→ **WHAT YOU HAVE TO DO**: All records are to be retyped faithfully and completely.

(Stored data)
━━━

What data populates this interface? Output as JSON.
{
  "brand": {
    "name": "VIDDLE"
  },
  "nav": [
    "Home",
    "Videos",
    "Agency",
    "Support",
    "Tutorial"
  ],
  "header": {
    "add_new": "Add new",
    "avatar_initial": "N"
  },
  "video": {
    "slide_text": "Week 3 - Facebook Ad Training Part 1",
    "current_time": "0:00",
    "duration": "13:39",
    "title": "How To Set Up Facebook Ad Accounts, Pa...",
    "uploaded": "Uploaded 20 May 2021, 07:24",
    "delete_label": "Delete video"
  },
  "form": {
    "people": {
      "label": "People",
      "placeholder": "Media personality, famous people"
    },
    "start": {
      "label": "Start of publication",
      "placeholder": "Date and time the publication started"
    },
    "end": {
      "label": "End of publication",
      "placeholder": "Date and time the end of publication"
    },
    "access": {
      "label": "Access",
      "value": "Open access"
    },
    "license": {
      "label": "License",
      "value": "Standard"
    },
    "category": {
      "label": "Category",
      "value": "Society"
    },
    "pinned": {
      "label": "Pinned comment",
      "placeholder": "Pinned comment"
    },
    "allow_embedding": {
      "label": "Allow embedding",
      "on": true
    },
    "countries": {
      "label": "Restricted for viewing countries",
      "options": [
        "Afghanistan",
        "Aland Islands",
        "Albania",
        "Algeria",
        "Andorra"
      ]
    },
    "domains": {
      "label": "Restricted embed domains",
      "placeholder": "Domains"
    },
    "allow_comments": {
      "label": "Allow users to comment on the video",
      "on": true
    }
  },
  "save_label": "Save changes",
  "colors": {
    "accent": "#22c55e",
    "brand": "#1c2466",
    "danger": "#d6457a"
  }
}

━━━

→ **COMPLETE ANSWER**:
What data populates this interface? Output as JSON.
{
  "brand": {
    "name": "VIDDLE"
  },
  "nav": [
    "Home",
    "Videos",
    "Agency",
    "Support",
    "Tutorial"
  ],
  "header": {
    "add_new": "Add new",
    "avatar_initial": "N"
  },
  "video": {
    "slide_text": "Week 3 - Facebook Ad Training Part 1",
    "current_time": "0:00",
    "duration": "13:39",
    "title": "How To Set Up Facebook Ad Accounts, Pa...",
    "uploaded": "Uploaded 20 May 2021, 07:24",
    "delete_label": "Delete video"
  },
  "form": {
    "people": {
      "label": "People",
      "placeholder": "Media personality, famous people"
    },
    "start": {
      "label": "Start of publication",
      "placeholder": "Date and time the publication started"
    },
    "end": {
      "label": "End of publication",
      "placeholder": "Date and time the end of publication"
    },
    "access": {
      "label": "Access",
      "value": "Open access"
    },
    "license": {
      "label": "License",
      "value": "Standard"
    },
    "category": {
      "label": "Category",
      "value": "Society"
    },
    "pinned": {
      "label": "Pinned comment",
      "placeholder": "Pinned comment"
    },
    "allow_embedding": {
      "label": "Allow embedding",
      "on": true
    },
    "countries": {
      "label": "Restricted for viewing countries",
      "options": [
        "Afghanistan",
        "Aland Islands",
        "Albania",
        "Algeria",
        "Andorra"
      ]
    },
    "domains": {
      "label": "Restricted embed domains",
      "placeholder": "Domains"
    },
    "allow_comments": {
      "label": "Allow users to comment on the video",
      "on": true
    }
  },
  "save_label": "Save changes",
  "colors": {
    "accent": "#22c55e",
    "brand": "#1c2466",
    "danger": "#d6457a"
  }
}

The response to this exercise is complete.